◆ Written request
Copy each line below that contains "Exception".

============================================================

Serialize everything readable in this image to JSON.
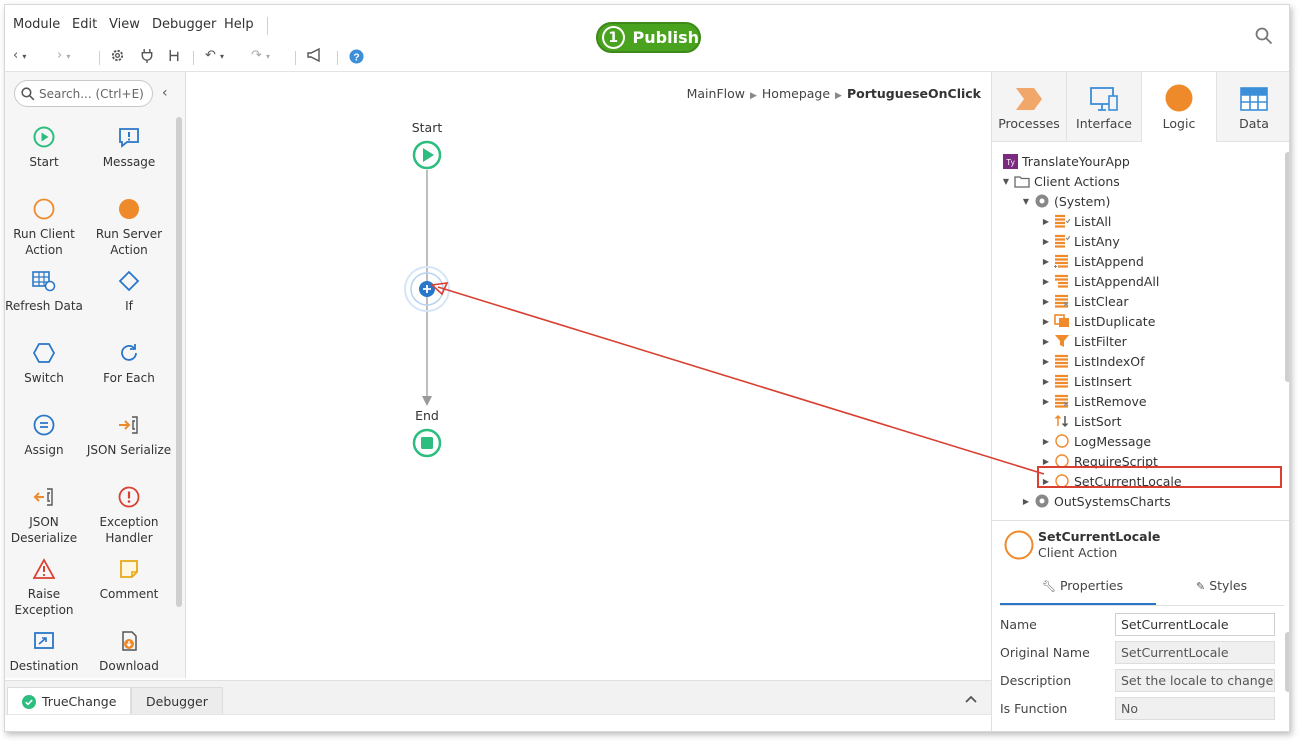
{
  "menu": [
    "Module",
    "Edit",
    "View",
    "Debugger",
    "Help"
  ],
  "publish": {
    "count": "1",
    "label": "Publish"
  },
  "toolbox": {
    "search_placeholder": "Search... (Ctrl+E)",
    "tools": [
      {
        "label": "Start"
      },
      {
        "label": "Message"
      },
      {
        "label": "Run Client Action"
      },
      {
        "label": "Run Server Action"
      },
      {
        "label": "Refresh Data"
      },
      {
        "label": "If"
      },
      {
        "label": "Switch"
      },
      {
        "label": "For Each"
      },
      {
        "label": "Assign"
      },
      {
        "label": "JSON Serialize"
      },
      {
        "label": "JSON Deserialize"
      },
      {
        "label": "Exception Handler"
      },
      {
        "label": "Raise Exception"
      },
      {
        "label": "Comment"
      },
      {
        "label": "Destination"
      },
      {
        "label": "Download"
      }
    ]
  },
  "breadcrumb": {
    "items": [
      "MainFlow",
      "Homepage"
    ],
    "current": "PortugueseOnClick"
  },
  "flow": {
    "start_label": "Start",
    "end_label": "End"
  },
  "bottom_tabs": [
    "TrueChange",
    "Debugger"
  ],
  "right_tabs": [
    "Processes",
    "Interface",
    "Logic",
    "Data"
  ],
  "tree": {
    "app": "TranslateYourApp",
    "folder": "Client Actions",
    "system": "(System)",
    "actions": [
      "ListAll",
      "ListAny",
      "ListAppend",
      "ListAppendAll",
      "ListClear",
      "ListDuplicate",
      "ListFilter",
      "ListIndexOf",
      "ListInsert",
      "ListRemove",
      "ListSort",
      "LogMessage",
      "RequireScript",
      "SetCurrentLocale"
    ],
    "next": "OutSystemsCharts"
  },
  "detail": {
    "title": "SetCurrentLocale",
    "subtitle": "Client Action"
  },
  "prop_tabs": {
    "properties": "Properties",
    "styles": "Styles"
  },
  "properties": [
    {
      "label": "Name",
      "value": "SetCurrentLocale"
    },
    {
      "label": "Original Name",
      "value": "SetCurrentLocale"
    },
    {
      "label": "Description",
      "value": "Set the locale to change ..."
    },
    {
      "label": "Is Function",
      "value": "No"
    }
  ],
  "colors": {
    "publish": "#4aa31e",
    "start_end": "#2dbd7e",
    "orange": "#ef8a2b",
    "highlight": "#d94032",
    "accent_blue": "#2a77c9"
  }
}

============================================================

◆ Answer to this exercise
        "label": "Exception Handler"
        "label": "Raise Exception"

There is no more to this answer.